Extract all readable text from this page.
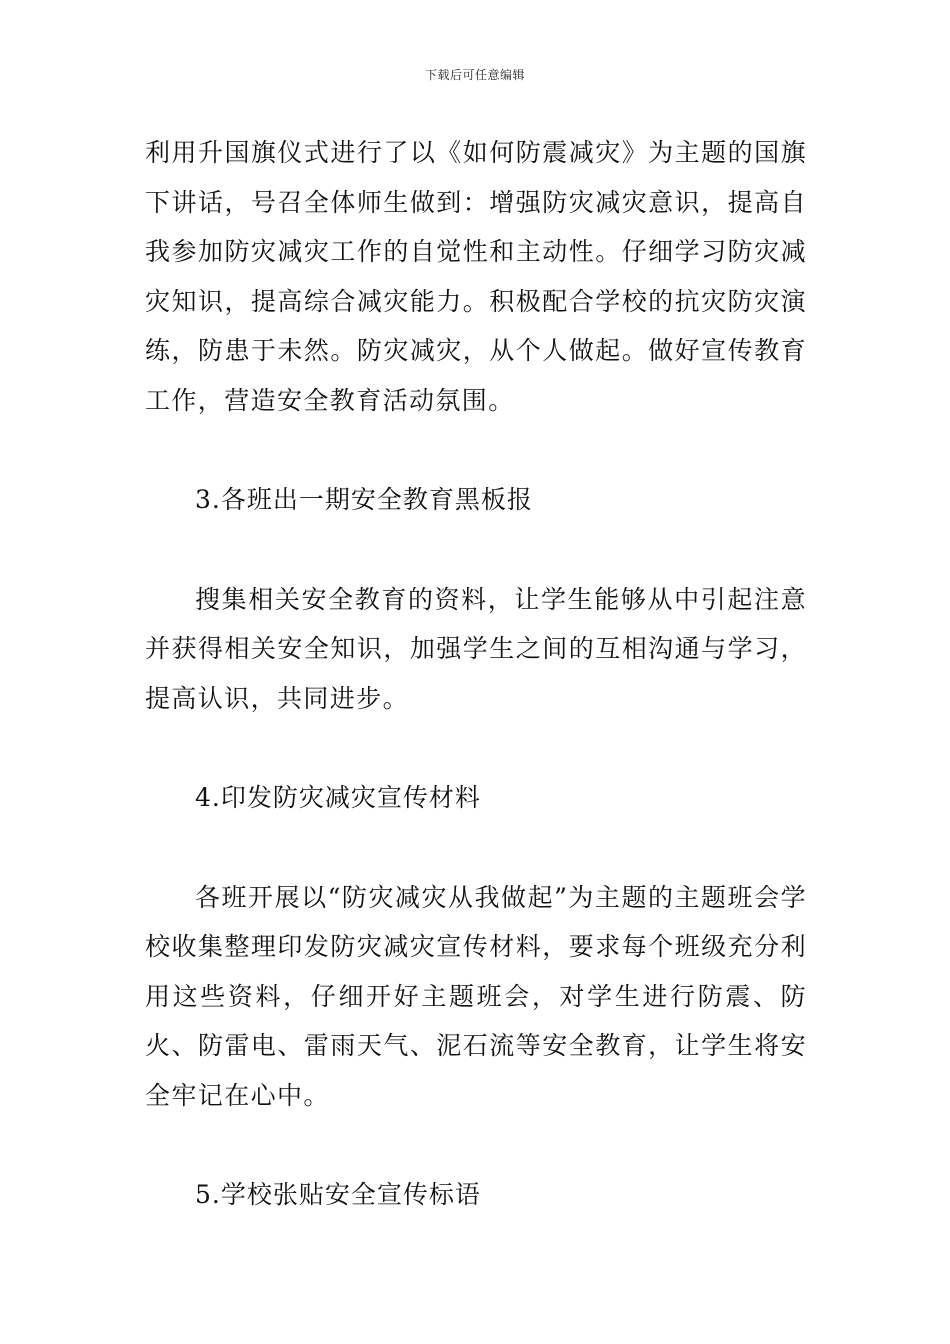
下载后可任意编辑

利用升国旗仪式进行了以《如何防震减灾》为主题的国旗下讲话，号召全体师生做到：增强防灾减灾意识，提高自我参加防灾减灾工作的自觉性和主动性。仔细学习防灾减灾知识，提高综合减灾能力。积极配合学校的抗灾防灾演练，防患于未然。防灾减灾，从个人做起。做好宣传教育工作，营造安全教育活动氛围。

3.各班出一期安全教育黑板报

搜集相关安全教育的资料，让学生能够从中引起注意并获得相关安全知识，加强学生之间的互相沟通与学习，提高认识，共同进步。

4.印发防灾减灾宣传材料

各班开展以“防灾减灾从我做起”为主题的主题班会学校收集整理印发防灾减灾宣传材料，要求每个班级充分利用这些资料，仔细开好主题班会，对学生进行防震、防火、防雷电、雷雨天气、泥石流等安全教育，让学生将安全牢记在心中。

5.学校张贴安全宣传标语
────────
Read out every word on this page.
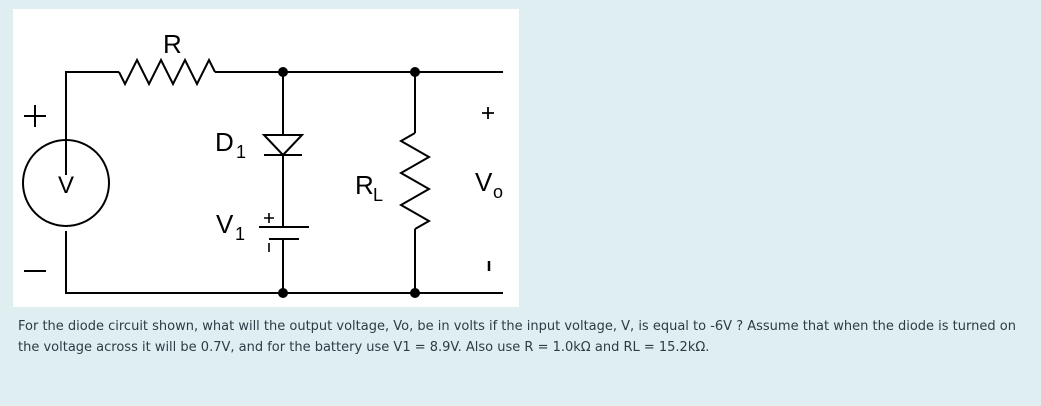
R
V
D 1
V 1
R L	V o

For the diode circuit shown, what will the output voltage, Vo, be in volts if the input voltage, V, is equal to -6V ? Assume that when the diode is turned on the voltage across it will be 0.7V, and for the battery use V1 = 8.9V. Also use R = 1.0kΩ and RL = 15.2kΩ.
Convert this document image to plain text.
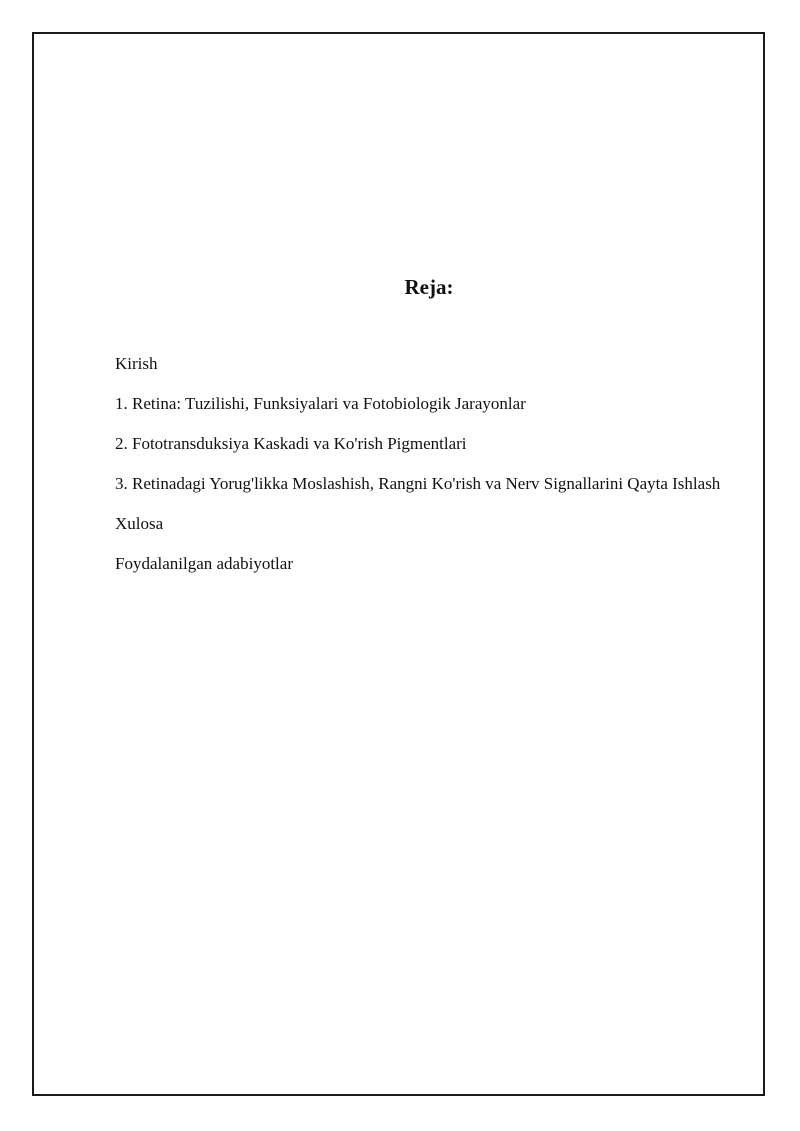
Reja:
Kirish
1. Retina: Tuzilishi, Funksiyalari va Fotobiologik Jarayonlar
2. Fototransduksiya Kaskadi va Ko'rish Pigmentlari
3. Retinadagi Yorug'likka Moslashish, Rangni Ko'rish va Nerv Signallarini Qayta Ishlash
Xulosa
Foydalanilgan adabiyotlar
────────
**Task prompt**
Wherever a line in the data above holds "text", copy that line.

**Answer to the task**
Extract all readable text from this page.
Convert this document image to plain text.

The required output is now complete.